**BRIEF:**
Quote all entries exactly, leaving pictures aside.

**DATA FOR PROCESSING:**
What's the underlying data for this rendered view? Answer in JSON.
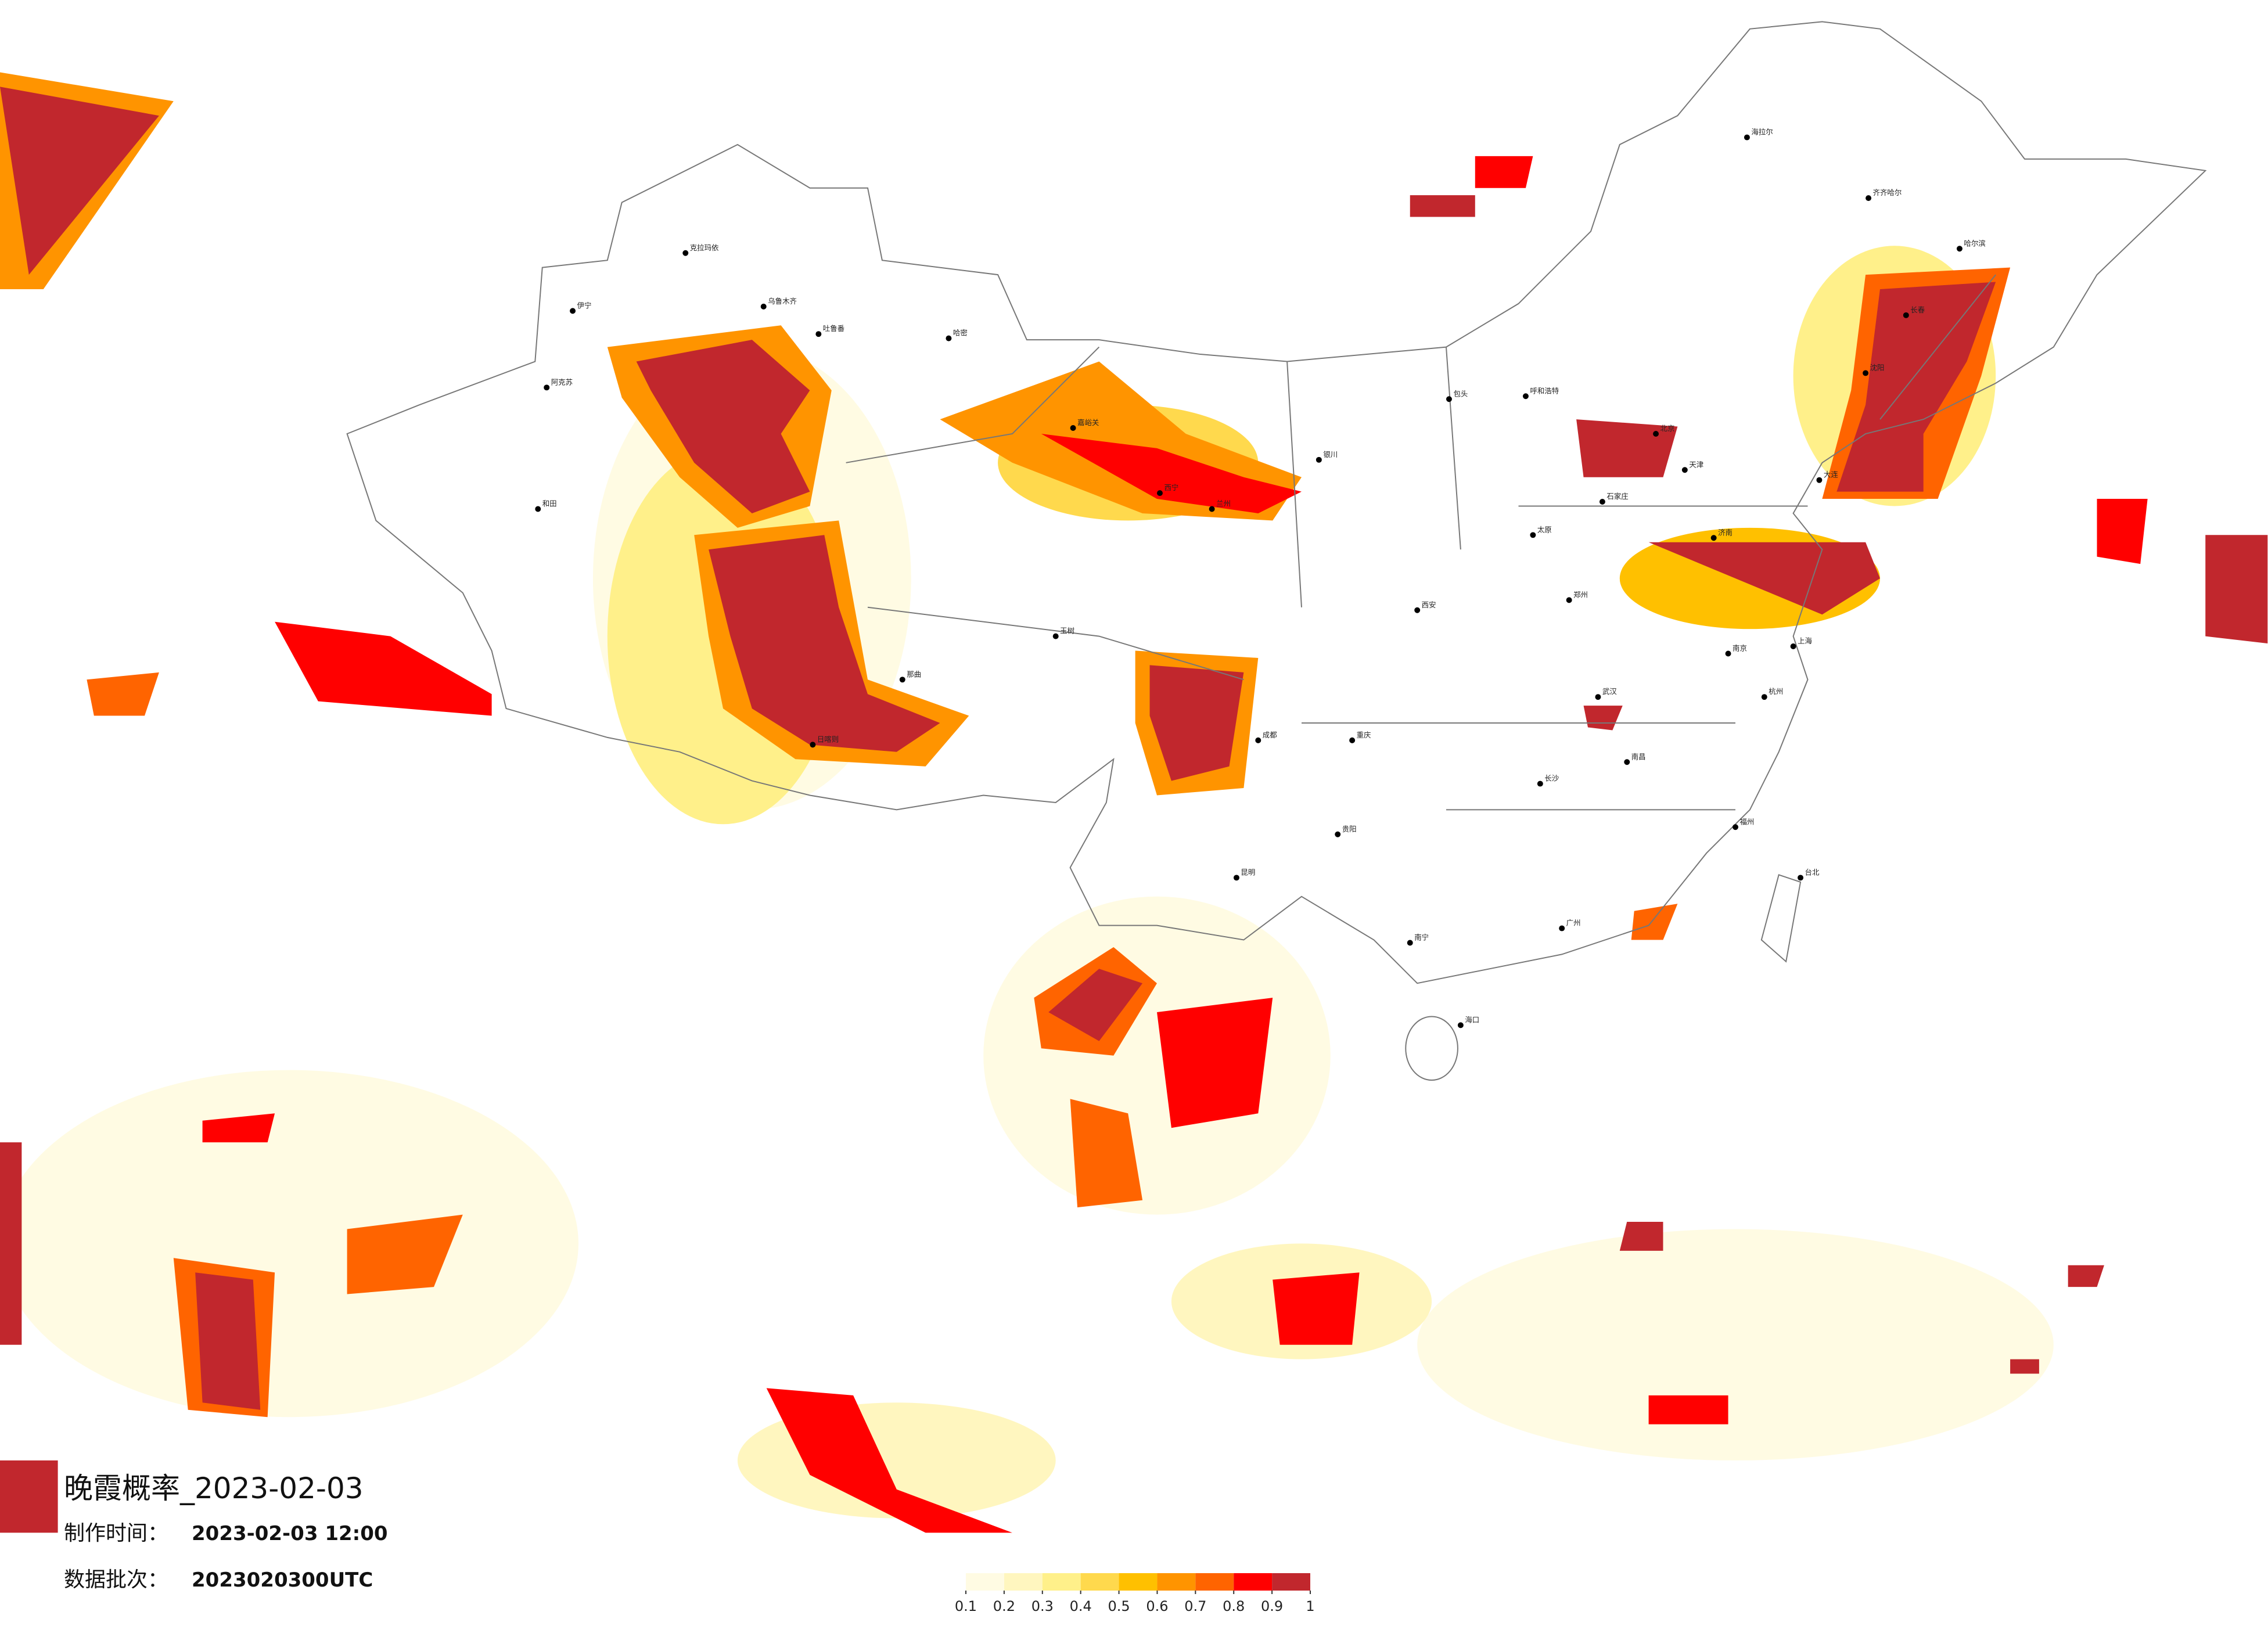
{
  "title": "晚霞概率_2023-02-03",
  "production_time": {
    "label": "制作时间：",
    "value": "2023-02-03 12:00"
  },
  "batch": {
    "label": "数据批次：",
    "value": "2023020300UTC"
  },
  "legend": {
    "colors": [
      "#fffbe3",
      "#fff6bf",
      "#fff08a",
      "#ffd94d",
      "#ffc000",
      "#ff9400",
      "#ff6400",
      "#ff0000",
      "#c1272d"
    ],
    "ticks": [
      0.1,
      0.2,
      0.3,
      0.4,
      0.5,
      0.6,
      0.7,
      0.8,
      0.9,
      1
    ]
  },
  "cities": [
    {
      "name": "克拉玛依"
    },
    {
      "name": "乌鲁木齐"
    },
    {
      "name": "吐鲁番"
    },
    {
      "name": "伊宁"
    },
    {
      "name": "阿克苏"
    },
    {
      "name": "和田"
    },
    {
      "name": "哈密"
    },
    {
      "name": "日喀则"
    },
    {
      "name": "那曲"
    },
    {
      "name": "玉树"
    },
    {
      "name": "嘉峪关"
    },
    {
      "name": "西宁"
    },
    {
      "name": "兰州"
    },
    {
      "name": "银川"
    },
    {
      "name": "呼和浩特"
    },
    {
      "name": "包头"
    },
    {
      "name": "北京"
    },
    {
      "name": "天津"
    },
    {
      "name": "石家庄"
    },
    {
      "name": "太原"
    },
    {
      "name": "济南"
    },
    {
      "name": "郑州"
    },
    {
      "name": "西安"
    },
    {
      "name": "成都"
    },
    {
      "name": "重庆"
    },
    {
      "name": "武汉"
    },
    {
      "name": "南京"
    },
    {
      "name": "上海"
    },
    {
      "name": "杭州"
    },
    {
      "name": "长沙"
    },
    {
      "name": "南昌"
    },
    {
      "name": "福州"
    },
    {
      "name": "广州"
    },
    {
      "name": "南宁"
    },
    {
      "name": "昆明"
    },
    {
      "name": "贵阳"
    },
    {
      "name": "海口"
    },
    {
      "name": "台北"
    },
    {
      "name": "哈尔滨"
    },
    {
      "name": "长春"
    },
    {
      "name": "沈阳"
    },
    {
      "name": "大连"
    },
    {
      "name": "海拉尔"
    },
    {
      "name": "齐齐哈尔"
    }
  ]
}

**OUTPUT OF THE EXERCISE:**
What's the underlying data for this rendered view? Answer in JSON.
{
  "title": "晚霞概率_2023-02-03",
  "production_time": {
    "label": "制作时间：",
    "value": "2023-02-03 12:00"
  },
  "batch": {
    "label": "数据批次：",
    "value": "2023020300UTC"
  },
  "legend": {
    "colors": [
      "#fffbe3",
      "#fff6bf",
      "#fff08a",
      "#ffd94d",
      "#ffc000",
      "#ff9400",
      "#ff6400",
      "#ff0000",
      "#c1272d"
    ],
    "ticks": [
      0.1,
      0.2,
      0.3,
      0.4,
      0.5,
      0.6,
      0.7,
      0.8,
      0.9,
      1
    ]
  },
  "cities": [
    {
      "name": "克拉玛依"
    },
    {
      "name": "乌鲁木齐"
    },
    {
      "name": "吐鲁番"
    },
    {
      "name": "伊宁"
    },
    {
      "name": "阿克苏"
    },
    {
      "name": "和田"
    },
    {
      "name": "哈密"
    },
    {
      "name": "日喀则"
    },
    {
      "name": "那曲"
    },
    {
      "name": "玉树"
    },
    {
      "name": "嘉峪关"
    },
    {
      "name": "西宁"
    },
    {
      "name": "兰州"
    },
    {
      "name": "银川"
    },
    {
      "name": "呼和浩特"
    },
    {
      "name": "包头"
    },
    {
      "name": "北京"
    },
    {
      "name": "天津"
    },
    {
      "name": "石家庄"
    },
    {
      "name": "太原"
    },
    {
      "name": "济南"
    },
    {
      "name": "郑州"
    },
    {
      "name": "西安"
    },
    {
      "name": "成都"
    },
    {
      "name": "重庆"
    },
    {
      "name": "武汉"
    },
    {
      "name": "南京"
    },
    {
      "name": "上海"
    },
    {
      "name": "杭州"
    },
    {
      "name": "长沙"
    },
    {
      "name": "南昌"
    },
    {
      "name": "福州"
    },
    {
      "name": "广州"
    },
    {
      "name": "南宁"
    },
    {
      "name": "昆明"
    },
    {
      "name": "贵阳"
    },
    {
      "name": "海口"
    },
    {
      "name": "台北"
    },
    {
      "name": "哈尔滨"
    },
    {
      "name": "长春"
    },
    {
      "name": "沈阳"
    },
    {
      "name": "大连"
    },
    {
      "name": "海拉尔"
    },
    {
      "name": "齐齐哈尔"
    }
  ]
}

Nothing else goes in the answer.